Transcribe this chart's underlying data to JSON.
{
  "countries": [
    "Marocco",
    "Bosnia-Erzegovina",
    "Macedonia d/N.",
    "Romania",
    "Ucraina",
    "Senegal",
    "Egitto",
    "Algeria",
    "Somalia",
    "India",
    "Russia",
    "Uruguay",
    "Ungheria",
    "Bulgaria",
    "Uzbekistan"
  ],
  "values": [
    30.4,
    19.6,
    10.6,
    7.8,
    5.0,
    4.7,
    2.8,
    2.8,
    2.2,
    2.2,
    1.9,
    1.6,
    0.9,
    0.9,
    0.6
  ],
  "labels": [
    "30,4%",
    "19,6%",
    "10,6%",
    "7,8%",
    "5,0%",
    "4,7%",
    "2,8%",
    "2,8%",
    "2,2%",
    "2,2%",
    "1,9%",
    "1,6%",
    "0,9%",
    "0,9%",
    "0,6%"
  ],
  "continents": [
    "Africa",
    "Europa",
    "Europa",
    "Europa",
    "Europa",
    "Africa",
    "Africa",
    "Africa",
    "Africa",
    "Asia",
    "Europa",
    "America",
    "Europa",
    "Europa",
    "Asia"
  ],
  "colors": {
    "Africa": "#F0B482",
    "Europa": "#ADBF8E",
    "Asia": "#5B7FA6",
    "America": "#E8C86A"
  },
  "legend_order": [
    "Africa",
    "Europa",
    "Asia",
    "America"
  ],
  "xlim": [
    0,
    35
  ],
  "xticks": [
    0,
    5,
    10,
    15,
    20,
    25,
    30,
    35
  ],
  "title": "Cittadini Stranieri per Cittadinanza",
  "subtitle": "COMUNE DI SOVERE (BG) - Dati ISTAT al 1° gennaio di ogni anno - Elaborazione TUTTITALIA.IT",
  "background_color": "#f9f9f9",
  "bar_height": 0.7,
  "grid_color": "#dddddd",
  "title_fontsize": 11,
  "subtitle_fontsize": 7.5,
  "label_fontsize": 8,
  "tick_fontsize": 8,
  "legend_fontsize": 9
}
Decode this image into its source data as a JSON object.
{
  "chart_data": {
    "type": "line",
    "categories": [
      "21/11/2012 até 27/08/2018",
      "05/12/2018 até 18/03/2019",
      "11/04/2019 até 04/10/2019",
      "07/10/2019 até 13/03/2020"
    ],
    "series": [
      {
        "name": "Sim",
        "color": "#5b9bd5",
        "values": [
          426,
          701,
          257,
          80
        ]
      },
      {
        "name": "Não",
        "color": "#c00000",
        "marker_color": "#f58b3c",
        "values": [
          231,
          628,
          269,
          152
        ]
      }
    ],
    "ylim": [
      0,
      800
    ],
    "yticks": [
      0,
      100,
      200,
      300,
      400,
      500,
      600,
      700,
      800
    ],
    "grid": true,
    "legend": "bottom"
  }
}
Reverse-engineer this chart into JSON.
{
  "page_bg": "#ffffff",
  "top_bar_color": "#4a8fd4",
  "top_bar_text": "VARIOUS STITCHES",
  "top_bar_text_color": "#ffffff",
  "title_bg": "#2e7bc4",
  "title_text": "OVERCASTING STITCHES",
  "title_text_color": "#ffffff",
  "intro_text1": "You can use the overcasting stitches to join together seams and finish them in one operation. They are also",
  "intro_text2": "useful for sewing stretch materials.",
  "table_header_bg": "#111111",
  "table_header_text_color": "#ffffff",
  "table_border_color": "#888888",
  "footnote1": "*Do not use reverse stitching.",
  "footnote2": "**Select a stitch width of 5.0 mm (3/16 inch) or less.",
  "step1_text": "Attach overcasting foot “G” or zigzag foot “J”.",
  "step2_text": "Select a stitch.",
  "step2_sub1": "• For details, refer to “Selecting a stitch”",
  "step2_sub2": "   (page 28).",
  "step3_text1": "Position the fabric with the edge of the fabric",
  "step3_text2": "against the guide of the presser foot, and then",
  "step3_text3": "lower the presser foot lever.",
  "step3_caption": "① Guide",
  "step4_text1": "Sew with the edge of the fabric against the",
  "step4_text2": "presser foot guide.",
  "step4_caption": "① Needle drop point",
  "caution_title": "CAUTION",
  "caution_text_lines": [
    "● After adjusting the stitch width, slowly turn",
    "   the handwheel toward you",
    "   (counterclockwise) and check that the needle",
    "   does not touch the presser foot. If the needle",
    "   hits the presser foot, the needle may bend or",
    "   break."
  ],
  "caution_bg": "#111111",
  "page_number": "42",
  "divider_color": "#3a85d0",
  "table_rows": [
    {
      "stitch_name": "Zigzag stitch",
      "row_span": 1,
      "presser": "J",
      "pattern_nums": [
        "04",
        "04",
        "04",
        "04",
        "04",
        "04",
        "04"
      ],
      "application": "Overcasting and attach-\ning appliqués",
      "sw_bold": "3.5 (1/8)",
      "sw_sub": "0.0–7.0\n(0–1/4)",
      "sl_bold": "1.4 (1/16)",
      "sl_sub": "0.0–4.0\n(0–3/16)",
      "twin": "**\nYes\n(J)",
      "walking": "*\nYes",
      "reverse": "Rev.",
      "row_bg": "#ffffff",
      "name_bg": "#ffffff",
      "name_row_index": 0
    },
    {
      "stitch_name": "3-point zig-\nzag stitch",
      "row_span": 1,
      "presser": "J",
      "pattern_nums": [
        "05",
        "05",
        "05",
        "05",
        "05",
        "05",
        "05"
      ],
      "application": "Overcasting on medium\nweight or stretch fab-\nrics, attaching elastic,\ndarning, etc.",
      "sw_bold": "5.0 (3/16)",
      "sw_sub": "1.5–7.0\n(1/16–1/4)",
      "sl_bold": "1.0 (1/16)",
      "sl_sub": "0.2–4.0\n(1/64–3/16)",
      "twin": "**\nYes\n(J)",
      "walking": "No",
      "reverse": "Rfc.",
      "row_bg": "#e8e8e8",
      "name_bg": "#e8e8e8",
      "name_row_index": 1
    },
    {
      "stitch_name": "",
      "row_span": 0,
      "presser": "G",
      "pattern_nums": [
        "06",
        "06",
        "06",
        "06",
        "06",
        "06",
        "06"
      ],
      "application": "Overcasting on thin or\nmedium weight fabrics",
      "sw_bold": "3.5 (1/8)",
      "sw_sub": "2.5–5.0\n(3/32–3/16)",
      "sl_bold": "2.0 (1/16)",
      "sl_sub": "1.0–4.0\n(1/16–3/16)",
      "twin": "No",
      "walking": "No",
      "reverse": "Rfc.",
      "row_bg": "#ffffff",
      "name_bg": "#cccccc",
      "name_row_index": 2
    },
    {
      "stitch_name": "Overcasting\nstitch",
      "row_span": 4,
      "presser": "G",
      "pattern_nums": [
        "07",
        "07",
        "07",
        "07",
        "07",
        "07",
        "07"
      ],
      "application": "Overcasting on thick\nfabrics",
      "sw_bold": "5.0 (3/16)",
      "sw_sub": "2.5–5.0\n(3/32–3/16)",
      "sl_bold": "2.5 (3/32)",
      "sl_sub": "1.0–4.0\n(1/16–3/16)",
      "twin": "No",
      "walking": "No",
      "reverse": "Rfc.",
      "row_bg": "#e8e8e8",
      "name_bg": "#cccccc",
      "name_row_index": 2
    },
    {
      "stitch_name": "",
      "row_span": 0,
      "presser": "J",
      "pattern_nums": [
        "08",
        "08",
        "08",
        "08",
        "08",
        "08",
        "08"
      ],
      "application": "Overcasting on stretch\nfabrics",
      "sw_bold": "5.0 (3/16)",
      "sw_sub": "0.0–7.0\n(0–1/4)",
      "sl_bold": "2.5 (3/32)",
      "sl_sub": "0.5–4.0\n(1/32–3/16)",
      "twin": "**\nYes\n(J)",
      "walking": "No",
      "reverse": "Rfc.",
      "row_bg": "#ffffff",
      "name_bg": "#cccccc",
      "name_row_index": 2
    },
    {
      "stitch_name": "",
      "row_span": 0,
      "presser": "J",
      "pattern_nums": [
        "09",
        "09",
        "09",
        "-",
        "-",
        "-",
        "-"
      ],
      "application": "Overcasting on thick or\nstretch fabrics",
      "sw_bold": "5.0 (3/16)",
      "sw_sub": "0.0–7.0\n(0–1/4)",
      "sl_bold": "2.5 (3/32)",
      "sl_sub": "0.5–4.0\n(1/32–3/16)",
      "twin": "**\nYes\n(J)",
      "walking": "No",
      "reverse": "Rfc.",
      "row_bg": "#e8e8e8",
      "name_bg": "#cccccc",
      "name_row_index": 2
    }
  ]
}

━━━━━━

EXERCISE REQUIREMENTS: Using the entries above, return each line in which the word "ffffff" occurs.

EXERCISE OUTPUT:
  "page_bg": "#ffffff",
  "top_bar_text_color": "#ffffff",
  "title_text_color": "#ffffff",
  "table_header_text_color": "#ffffff",
      "row_bg": "#ffffff",
      "name_bg": "#ffffff",
      "row_bg": "#ffffff",
      "row_bg": "#ffffff",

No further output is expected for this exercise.